**Tugas yang Dikerjakan**
A – Apakah setiap pernyataan berikut sesuai dengan berita tentang program Living Lab di bawah? Jawab ya atau tidak, lalu kutip kata-kata berita yang menentukan. (i) Direktorat Minat Saintek sedang mengkaji program Living Lab. (ii) Diskusi dengan media berlangsung pada hari Kamis. (iii) Dalam konsep Living Lab, masyarakat dilibatkan dalam mengevaluasi program riset.
B – Menurut berita tentang program Living Lab di bawah, siapa Direktur Diseminasi dan Pemanfaatan Sains dan Teknologi?

─── Dokumen Sumber ───

JAKARTA, MENARA62.COM – Guna lebih membumikan dunia saintek di Indonesia, Direktorat Diseminasi dan Pemanfaatan Sains dan Teknologi (Minat Saintek), Kementerian Pendidikan Tingggi, Sains dan Teknologi (Kemdiktisaintek) tengah mengkaji program Living Lab. Program ini intinya mengkolaborasikan antara peneliti dengan masyarakat luas, sehingga dapat mendobrak sekat yang selama ini memisahkan peneliti dengan masyarakat.
“Jangan lagi kegiatan saintek itu banyak di lab yang dibatasi ruang, dibatasi alat. Tetapi bagaimana kegiatan ini juga melibatkan masyarakat,” kata Direktur Diseminasi dan Pemanfaatan Sains dan Teknologi (Minat Saintek) Yudi Darma pada diskusi dengan media bertema Membangun Ruang Hidup Sains dan Teknologi untuk Masyarakat di Jakarta, Jumat, 3 Oktober 2025.
Dengan konsep Living Lab, nantinya masyarakat akan turut dilibatkan dalam mengevaluasi sekaligus memberikan masukan atau intervensi terhadap program-program riset.
“Jadi, kalau misalnya kemarin semua kegiatan riset itu ada di laboratorium secara tradisional, di ruang lab saja, kemudian produknya diluncurkan ke masyarakat, kita jadi pemakai gitu ya. Padahal, sebenarnya, dalam keseharian masyarakat itu juga punya keinginan (ikut berkecimpung),” ujarnya.

─── Data yang Tersedia ───

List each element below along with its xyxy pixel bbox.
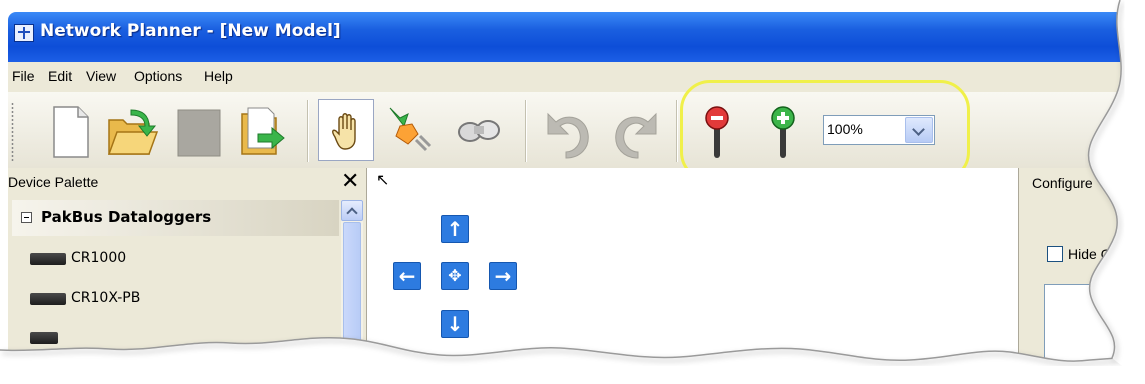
network-planner-window: Network Planner - [New Model] File Edit … [0,0,1145,384]
torn-edge-overlay [0,0,1145,384]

───

**Jawaban yang Diharapkan**
A – (i) Ya: "tengah mengkaji program Living Lab". (ii) Tidak: "Jumat, 3 Oktober 2025". (iii) Ya: "masyarakat akan turut dilibatkan dalam mengevaluasi sekaligus memberikan masukan atau intervensi terhadap program-program riset".

B – Yudi Darma.